→ **To be done**
Go through the listing beneath this task and return every line that carries the string "Semester".

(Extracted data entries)
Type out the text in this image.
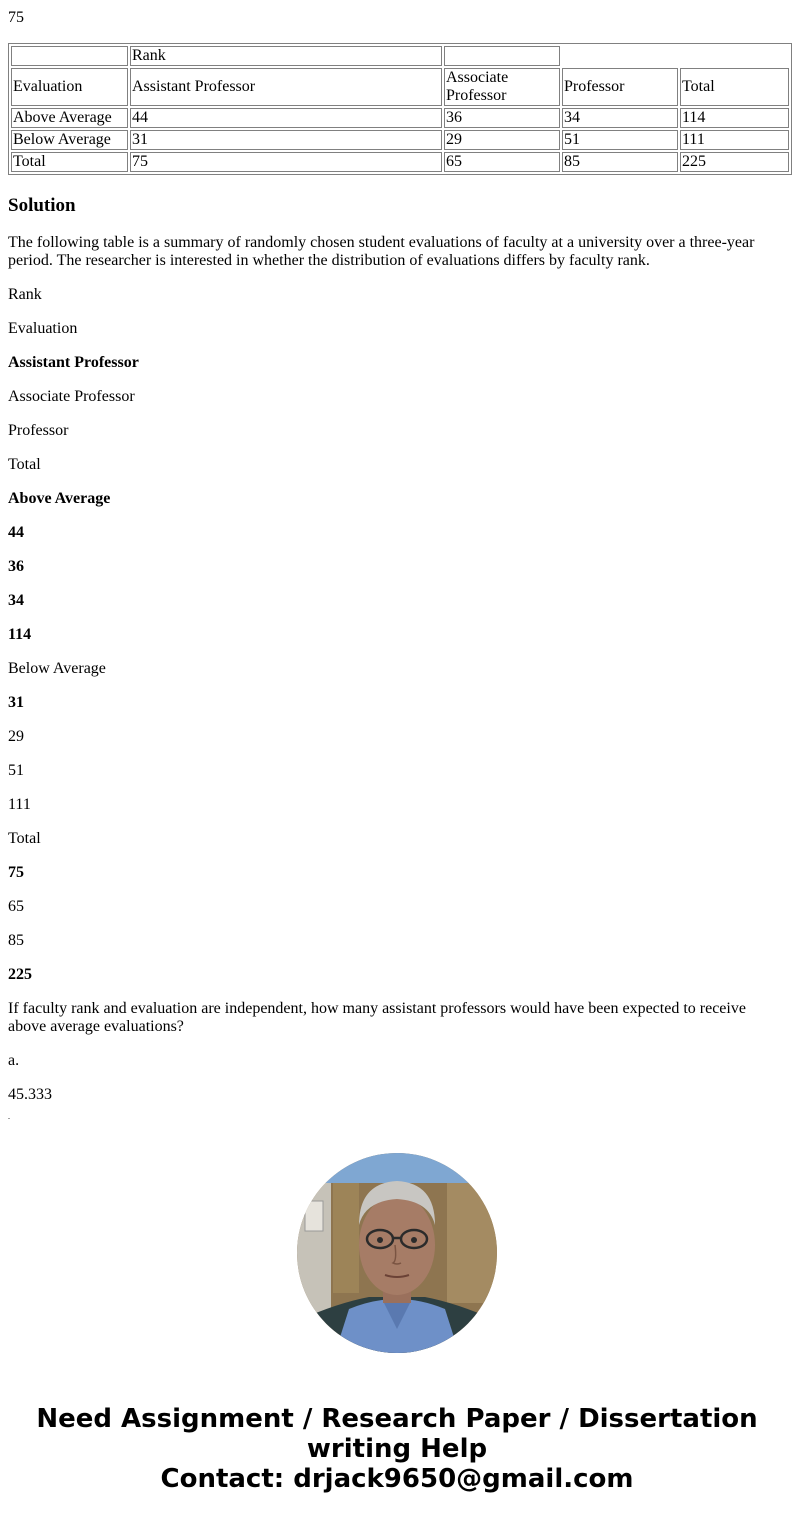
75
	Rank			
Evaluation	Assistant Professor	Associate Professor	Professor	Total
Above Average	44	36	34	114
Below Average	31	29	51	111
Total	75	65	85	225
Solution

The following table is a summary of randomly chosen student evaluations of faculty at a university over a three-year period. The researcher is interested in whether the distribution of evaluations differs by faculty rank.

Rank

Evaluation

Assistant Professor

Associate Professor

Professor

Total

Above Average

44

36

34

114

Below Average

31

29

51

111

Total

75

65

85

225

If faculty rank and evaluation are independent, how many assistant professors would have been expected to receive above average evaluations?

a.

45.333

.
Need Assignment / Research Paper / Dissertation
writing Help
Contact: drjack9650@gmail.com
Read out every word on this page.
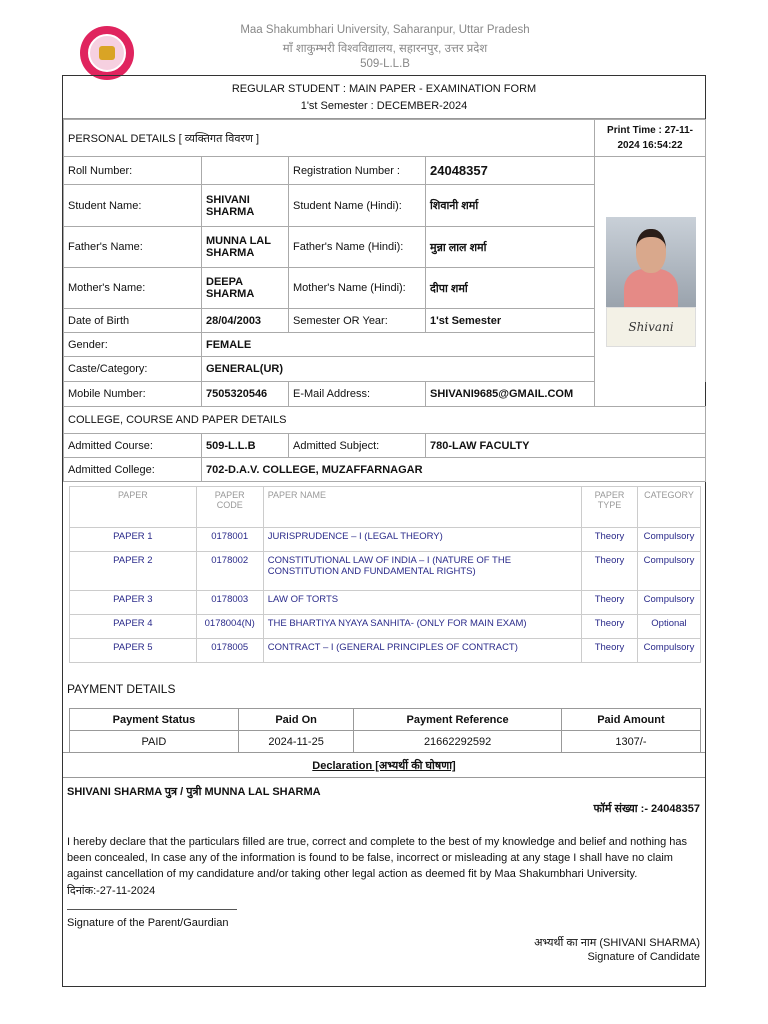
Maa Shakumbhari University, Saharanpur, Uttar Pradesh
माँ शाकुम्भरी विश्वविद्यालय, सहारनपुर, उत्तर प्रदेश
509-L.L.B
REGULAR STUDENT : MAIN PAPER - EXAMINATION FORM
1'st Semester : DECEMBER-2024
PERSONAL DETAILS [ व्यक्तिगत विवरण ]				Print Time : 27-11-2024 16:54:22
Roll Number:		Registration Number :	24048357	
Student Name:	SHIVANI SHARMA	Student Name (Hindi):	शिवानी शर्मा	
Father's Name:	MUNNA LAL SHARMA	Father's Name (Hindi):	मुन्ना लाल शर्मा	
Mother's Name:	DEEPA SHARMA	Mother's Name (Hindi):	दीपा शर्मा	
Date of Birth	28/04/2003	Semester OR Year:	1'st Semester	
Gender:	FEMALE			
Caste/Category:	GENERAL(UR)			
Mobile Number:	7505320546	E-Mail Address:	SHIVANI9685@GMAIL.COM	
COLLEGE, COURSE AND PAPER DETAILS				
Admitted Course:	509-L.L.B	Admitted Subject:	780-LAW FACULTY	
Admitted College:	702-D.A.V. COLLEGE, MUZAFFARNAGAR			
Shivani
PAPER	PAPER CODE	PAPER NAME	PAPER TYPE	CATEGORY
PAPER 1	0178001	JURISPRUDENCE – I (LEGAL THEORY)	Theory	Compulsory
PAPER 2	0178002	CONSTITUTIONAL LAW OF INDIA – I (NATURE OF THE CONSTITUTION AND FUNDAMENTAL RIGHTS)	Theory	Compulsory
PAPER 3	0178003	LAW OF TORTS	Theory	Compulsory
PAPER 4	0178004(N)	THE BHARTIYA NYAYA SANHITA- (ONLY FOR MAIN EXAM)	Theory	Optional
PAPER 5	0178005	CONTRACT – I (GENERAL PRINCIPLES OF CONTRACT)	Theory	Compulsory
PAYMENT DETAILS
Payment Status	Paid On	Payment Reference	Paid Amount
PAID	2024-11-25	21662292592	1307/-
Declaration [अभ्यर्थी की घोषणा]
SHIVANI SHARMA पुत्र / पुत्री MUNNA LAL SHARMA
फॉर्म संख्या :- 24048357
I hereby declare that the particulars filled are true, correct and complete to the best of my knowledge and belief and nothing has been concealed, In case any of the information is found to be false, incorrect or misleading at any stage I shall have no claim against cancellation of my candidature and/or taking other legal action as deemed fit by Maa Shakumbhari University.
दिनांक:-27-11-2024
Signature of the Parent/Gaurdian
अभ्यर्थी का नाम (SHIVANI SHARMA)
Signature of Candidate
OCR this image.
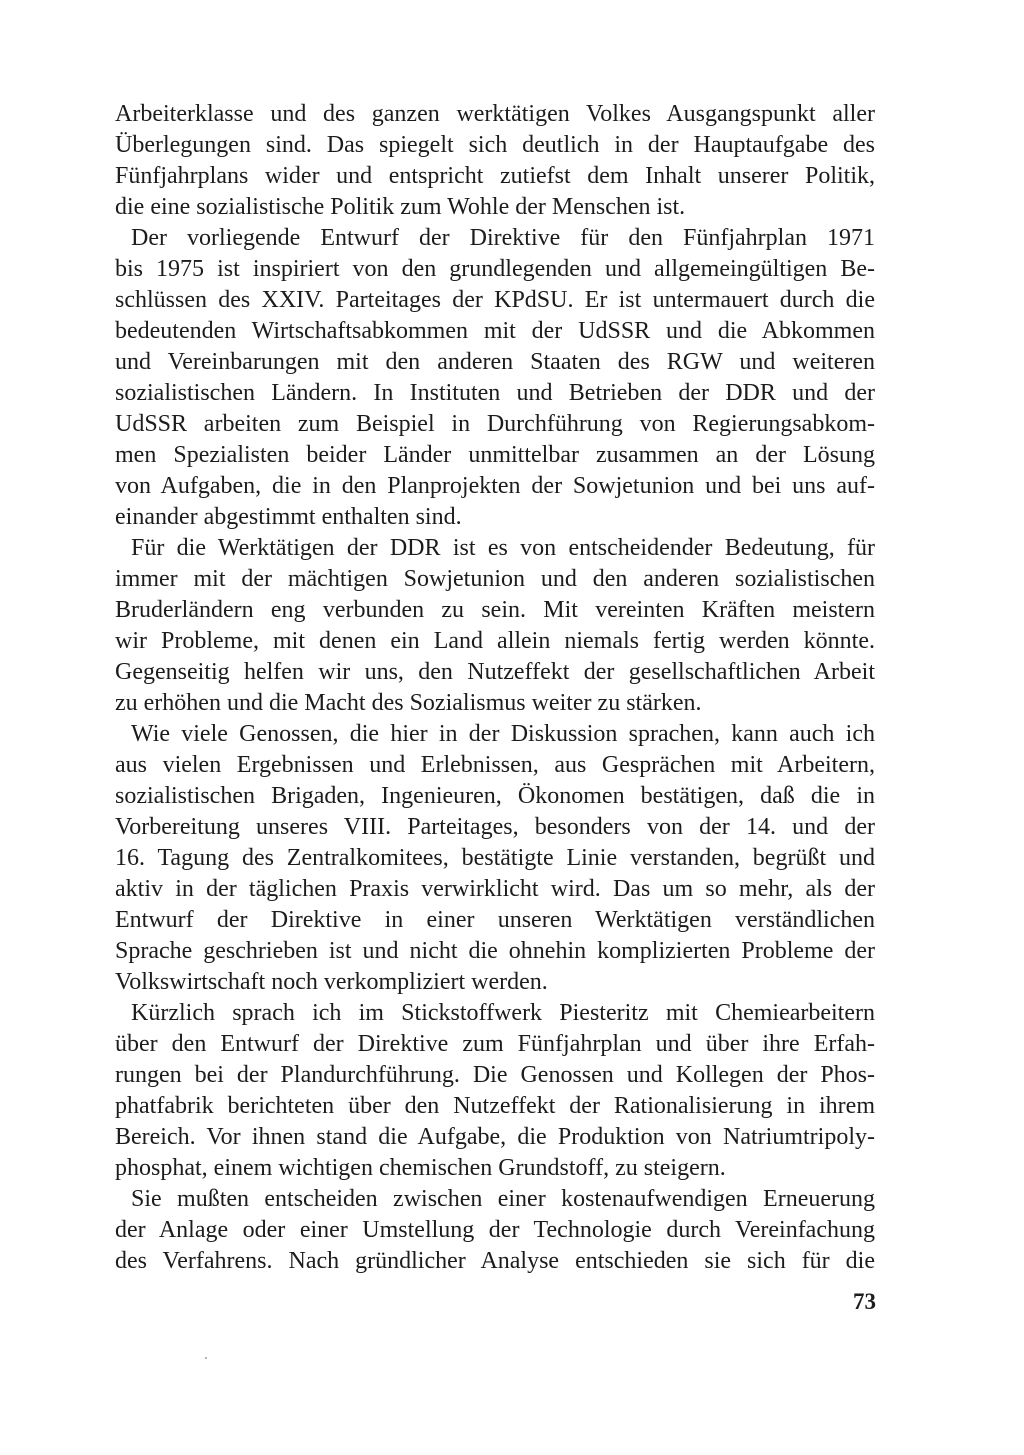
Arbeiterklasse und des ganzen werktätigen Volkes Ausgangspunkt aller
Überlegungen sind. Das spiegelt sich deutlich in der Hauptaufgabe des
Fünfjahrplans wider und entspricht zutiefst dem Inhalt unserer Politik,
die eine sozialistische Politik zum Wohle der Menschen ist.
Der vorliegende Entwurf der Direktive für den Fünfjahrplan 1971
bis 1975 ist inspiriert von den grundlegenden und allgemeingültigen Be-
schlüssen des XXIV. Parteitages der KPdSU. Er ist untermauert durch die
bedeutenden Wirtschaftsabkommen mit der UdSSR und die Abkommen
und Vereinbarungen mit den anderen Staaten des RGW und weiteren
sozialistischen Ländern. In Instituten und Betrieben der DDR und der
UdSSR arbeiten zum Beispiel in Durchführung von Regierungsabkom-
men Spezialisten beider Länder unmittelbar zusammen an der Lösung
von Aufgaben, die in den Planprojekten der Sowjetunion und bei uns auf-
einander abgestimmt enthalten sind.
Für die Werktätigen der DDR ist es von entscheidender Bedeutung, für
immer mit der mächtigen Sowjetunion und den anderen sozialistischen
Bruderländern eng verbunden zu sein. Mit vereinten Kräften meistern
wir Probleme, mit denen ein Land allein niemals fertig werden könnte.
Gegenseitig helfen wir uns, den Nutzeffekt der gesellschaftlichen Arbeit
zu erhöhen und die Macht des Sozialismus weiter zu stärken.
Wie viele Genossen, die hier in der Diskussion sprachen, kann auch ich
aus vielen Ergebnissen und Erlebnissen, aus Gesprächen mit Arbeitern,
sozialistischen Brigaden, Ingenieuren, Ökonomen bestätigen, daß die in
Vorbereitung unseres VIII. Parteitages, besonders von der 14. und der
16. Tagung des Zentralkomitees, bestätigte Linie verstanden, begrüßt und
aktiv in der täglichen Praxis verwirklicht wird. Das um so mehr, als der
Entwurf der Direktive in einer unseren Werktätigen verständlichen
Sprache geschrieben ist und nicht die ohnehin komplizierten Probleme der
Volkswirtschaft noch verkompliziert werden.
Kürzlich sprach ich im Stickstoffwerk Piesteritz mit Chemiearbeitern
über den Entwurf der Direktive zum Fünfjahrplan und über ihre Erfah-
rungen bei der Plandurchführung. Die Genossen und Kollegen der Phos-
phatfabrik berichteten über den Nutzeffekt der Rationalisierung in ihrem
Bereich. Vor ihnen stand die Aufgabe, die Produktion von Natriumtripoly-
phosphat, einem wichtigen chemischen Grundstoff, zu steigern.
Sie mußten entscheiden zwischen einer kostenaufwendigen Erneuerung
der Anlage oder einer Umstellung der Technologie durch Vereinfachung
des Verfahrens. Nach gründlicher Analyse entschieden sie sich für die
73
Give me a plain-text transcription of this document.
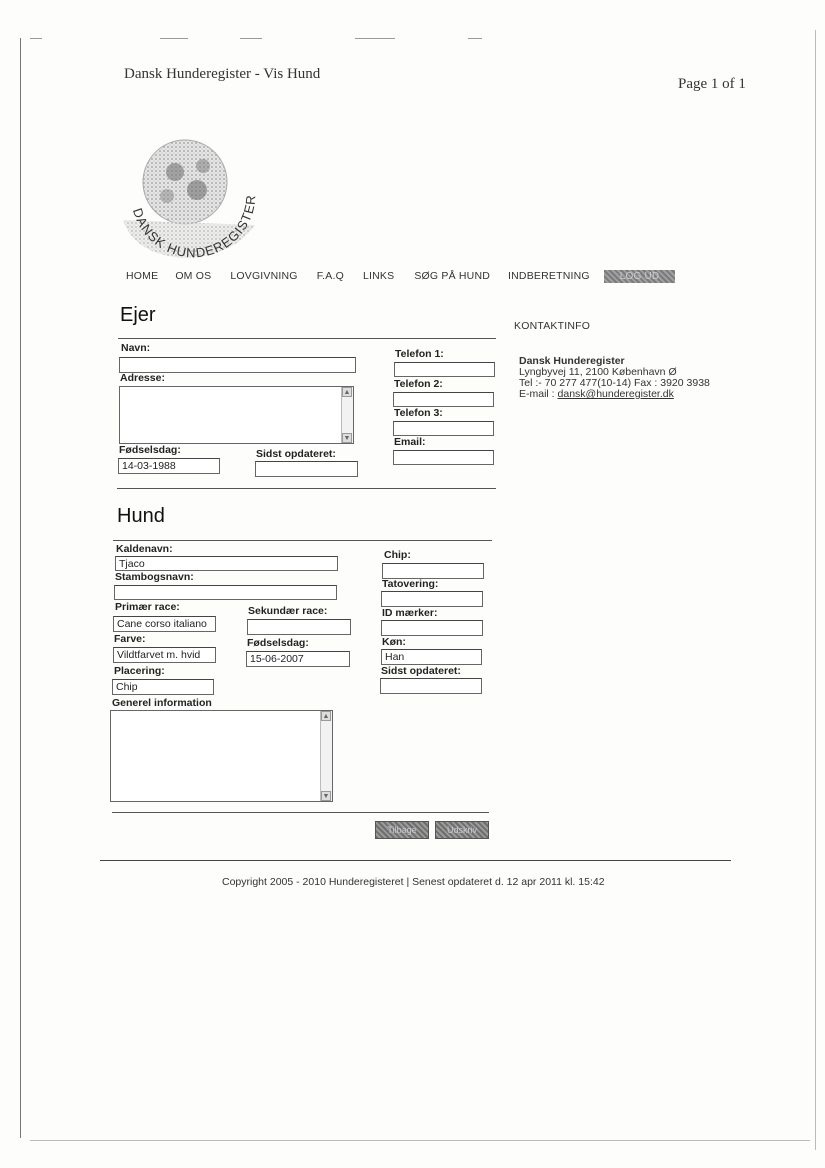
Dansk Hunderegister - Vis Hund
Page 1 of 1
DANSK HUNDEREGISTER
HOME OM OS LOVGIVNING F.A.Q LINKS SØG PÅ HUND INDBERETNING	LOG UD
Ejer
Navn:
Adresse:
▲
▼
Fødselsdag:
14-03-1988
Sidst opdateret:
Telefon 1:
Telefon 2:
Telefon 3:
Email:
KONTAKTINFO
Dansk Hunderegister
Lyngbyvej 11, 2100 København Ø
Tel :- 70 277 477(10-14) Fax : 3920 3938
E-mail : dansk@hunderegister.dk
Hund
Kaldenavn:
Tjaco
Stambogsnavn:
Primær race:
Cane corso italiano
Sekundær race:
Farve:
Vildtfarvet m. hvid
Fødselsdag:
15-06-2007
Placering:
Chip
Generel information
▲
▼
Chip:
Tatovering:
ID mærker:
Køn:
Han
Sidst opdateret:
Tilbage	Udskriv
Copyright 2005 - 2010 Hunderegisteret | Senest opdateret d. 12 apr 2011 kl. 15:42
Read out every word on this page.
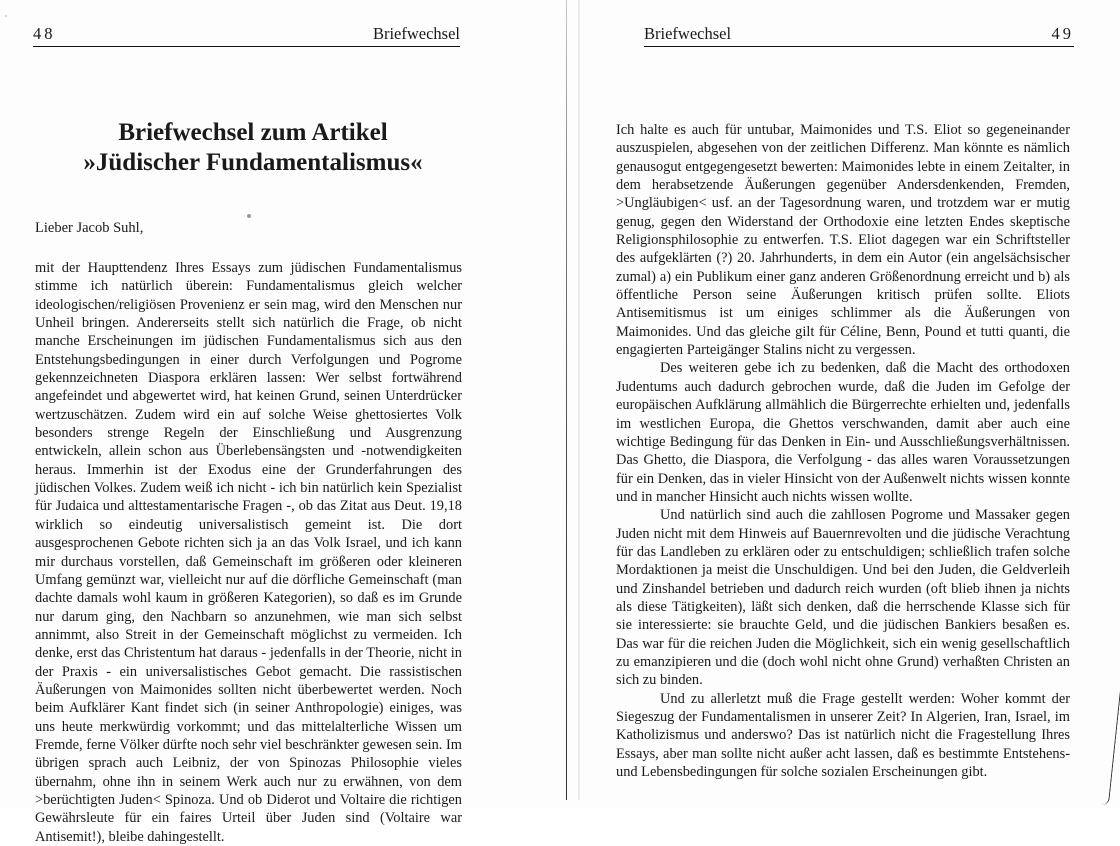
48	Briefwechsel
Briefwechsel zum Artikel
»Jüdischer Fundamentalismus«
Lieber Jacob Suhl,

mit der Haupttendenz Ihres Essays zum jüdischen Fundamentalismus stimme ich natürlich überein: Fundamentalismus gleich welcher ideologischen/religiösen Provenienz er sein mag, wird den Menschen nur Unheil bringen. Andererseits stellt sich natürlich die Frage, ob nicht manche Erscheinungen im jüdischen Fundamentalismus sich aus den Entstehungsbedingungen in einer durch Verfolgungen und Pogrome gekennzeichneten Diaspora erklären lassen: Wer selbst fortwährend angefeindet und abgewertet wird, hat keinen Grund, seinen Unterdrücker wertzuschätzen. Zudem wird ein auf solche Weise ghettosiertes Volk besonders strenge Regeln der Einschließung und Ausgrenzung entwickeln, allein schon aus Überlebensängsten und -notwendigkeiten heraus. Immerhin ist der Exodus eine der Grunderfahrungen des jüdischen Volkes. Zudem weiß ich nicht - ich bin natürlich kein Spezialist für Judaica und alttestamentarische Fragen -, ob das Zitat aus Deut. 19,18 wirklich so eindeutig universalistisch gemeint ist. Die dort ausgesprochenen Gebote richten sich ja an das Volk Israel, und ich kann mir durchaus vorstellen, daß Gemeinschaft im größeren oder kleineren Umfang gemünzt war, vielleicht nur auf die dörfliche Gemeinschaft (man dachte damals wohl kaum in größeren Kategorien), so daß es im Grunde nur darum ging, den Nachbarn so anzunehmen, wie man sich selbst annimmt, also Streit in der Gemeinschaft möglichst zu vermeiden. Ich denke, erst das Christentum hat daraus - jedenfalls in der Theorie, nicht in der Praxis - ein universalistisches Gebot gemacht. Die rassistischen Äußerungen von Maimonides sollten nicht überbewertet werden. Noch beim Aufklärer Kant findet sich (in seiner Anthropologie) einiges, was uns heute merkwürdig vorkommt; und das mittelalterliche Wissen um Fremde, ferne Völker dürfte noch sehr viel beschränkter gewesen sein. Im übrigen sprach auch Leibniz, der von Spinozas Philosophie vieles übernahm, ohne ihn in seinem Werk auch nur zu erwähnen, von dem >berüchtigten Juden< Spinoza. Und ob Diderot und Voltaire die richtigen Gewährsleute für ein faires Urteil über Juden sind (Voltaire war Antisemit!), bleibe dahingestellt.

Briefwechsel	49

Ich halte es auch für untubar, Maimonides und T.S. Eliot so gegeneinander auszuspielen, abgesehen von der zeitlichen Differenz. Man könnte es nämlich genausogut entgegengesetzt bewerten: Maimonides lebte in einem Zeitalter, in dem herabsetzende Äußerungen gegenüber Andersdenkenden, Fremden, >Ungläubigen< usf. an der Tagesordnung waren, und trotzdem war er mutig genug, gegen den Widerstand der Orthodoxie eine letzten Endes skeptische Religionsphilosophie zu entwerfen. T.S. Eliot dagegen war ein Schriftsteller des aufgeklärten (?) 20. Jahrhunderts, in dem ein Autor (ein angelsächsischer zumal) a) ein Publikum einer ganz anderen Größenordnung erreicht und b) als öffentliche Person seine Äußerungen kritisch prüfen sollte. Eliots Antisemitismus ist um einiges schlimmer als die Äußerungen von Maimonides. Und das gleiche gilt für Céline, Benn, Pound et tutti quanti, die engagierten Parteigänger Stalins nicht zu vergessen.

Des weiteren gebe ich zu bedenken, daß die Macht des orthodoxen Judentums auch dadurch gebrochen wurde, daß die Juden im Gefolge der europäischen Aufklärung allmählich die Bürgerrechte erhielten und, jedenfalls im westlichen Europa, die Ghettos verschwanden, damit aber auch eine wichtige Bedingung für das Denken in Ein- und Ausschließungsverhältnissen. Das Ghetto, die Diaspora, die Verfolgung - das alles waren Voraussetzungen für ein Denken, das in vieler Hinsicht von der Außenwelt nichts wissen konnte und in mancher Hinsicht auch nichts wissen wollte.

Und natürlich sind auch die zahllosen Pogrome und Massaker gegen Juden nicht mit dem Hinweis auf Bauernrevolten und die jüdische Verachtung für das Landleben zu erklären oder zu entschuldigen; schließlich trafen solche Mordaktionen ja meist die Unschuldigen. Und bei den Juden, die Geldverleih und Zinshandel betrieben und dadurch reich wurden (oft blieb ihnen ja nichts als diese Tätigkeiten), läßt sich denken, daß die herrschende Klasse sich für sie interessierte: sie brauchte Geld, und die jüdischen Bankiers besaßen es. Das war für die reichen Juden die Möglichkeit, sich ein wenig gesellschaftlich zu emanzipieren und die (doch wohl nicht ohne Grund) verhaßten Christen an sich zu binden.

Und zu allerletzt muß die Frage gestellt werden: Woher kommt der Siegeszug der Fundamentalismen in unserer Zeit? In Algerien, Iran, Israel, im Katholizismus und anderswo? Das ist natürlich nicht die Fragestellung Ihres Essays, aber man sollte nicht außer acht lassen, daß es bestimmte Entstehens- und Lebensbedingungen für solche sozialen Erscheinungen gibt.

→ **Response for this exercise**
1'st Semester : DECEMBER-2024
Date of Birth	28/04/2003	Semester OR Year:	1'st Semester	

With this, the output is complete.